* AIM OF THE EXERCISE:
From the entries below, copy every line holding the word "WIFUSDT".

* DATASET RECORDS:
####

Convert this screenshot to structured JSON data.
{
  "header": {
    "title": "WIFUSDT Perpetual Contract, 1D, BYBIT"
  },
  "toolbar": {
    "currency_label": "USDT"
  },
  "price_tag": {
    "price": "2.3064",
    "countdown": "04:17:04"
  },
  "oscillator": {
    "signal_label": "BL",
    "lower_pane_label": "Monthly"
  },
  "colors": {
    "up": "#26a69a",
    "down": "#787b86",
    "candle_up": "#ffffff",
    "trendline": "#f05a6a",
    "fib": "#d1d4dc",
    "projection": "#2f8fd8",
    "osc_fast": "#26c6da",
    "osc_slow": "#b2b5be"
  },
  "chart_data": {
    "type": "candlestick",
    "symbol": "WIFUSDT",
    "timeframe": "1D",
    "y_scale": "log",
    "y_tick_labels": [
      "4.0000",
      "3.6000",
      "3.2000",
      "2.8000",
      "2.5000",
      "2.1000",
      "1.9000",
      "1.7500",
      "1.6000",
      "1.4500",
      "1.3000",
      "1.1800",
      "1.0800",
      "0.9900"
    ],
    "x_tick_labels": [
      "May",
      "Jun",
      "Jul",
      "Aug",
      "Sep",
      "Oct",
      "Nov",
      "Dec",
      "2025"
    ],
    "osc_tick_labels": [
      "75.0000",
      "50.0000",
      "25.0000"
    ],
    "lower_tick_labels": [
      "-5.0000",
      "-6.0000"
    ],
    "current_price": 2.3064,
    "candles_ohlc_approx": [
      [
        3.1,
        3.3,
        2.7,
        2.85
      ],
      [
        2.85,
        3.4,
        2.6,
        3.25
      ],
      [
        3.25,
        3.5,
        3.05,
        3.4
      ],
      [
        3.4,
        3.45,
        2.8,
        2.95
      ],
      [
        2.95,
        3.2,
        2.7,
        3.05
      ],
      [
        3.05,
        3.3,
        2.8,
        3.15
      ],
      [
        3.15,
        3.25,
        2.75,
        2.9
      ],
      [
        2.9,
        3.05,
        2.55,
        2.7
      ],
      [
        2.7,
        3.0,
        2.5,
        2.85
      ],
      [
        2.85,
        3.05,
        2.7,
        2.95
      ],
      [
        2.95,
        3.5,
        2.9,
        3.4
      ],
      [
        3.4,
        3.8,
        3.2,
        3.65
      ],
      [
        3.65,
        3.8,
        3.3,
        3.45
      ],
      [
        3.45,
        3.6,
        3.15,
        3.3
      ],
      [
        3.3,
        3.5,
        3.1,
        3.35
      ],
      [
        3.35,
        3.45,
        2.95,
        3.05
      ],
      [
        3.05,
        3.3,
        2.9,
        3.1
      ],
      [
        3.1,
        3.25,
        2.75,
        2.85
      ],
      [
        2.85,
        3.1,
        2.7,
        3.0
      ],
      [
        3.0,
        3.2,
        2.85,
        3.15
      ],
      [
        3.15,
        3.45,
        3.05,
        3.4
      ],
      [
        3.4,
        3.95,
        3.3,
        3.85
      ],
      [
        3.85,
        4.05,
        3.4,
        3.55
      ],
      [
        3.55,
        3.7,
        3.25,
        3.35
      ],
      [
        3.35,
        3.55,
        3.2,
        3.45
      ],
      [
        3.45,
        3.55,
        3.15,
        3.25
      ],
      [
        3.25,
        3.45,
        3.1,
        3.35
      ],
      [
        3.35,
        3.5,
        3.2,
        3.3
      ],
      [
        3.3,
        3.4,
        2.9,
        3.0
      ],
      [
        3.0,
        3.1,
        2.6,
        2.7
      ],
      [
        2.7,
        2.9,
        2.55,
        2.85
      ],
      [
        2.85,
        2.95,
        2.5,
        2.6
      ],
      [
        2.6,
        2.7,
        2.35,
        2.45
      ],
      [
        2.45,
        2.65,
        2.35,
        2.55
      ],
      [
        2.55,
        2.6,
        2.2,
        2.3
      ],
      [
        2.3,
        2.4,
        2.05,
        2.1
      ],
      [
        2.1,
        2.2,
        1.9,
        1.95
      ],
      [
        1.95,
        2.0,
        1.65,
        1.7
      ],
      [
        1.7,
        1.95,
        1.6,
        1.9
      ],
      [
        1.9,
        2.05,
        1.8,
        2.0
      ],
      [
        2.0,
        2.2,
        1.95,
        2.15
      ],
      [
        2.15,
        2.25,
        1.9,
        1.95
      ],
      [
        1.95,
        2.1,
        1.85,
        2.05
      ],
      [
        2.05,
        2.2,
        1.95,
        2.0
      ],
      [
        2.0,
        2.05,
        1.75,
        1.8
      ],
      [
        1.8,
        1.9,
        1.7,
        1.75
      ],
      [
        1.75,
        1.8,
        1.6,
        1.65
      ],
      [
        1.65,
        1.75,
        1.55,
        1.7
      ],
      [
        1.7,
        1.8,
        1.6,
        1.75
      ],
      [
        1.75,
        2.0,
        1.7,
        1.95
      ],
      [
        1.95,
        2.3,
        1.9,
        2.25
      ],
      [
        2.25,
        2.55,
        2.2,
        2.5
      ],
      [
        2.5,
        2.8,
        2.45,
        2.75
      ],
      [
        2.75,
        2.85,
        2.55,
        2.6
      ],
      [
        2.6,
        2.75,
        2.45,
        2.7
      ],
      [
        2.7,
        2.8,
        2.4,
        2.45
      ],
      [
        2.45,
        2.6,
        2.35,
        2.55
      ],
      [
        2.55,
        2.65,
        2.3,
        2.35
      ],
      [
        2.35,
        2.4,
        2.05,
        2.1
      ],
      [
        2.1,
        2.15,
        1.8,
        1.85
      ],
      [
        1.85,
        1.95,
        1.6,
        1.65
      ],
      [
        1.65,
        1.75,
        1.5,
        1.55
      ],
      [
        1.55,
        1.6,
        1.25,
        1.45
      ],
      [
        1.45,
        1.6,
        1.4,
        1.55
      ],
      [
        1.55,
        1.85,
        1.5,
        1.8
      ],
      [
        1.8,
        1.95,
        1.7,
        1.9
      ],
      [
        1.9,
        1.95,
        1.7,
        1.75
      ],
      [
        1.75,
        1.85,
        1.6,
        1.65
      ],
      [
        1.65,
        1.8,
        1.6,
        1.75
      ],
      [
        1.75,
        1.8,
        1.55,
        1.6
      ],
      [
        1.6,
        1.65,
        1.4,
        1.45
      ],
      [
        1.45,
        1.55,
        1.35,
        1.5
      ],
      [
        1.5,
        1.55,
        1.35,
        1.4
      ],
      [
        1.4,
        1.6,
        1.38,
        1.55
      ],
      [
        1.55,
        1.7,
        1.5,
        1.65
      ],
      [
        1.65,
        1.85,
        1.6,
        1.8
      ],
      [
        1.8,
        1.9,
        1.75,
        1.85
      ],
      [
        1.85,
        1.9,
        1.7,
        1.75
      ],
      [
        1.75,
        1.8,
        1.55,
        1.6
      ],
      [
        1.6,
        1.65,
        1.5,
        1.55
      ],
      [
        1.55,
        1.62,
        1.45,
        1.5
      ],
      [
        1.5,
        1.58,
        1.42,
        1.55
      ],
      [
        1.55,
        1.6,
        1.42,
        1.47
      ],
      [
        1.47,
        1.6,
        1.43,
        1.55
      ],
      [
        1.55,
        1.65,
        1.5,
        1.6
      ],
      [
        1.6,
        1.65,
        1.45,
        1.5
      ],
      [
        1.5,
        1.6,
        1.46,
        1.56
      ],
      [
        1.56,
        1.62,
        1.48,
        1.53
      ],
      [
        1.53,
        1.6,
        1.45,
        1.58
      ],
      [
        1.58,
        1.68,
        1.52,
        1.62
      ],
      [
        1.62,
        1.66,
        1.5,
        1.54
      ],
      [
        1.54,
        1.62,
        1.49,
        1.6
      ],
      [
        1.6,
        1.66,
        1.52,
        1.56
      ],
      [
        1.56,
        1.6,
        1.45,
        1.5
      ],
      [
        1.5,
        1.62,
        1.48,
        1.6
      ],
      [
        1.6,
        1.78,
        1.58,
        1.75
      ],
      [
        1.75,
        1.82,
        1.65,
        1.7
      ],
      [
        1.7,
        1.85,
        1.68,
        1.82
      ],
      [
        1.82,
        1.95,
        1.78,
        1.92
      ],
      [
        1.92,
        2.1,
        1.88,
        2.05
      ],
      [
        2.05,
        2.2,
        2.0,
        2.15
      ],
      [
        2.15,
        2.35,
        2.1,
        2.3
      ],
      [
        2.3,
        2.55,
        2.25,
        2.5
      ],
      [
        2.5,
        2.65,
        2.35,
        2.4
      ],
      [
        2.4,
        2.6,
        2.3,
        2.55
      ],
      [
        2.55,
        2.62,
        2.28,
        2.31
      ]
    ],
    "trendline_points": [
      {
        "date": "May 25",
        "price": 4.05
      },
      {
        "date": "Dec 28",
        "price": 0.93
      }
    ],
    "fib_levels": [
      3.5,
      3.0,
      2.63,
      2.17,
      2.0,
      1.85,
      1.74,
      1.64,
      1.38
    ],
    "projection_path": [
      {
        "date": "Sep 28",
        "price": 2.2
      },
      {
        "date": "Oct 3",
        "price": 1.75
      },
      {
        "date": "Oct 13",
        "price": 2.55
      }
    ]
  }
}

####

* SOLUTION TO THIS EXERCISE:
    "title": "WIFUSDT Perpetual Contract, 1D, BYBIT"
    "symbol": "WIFUSDT",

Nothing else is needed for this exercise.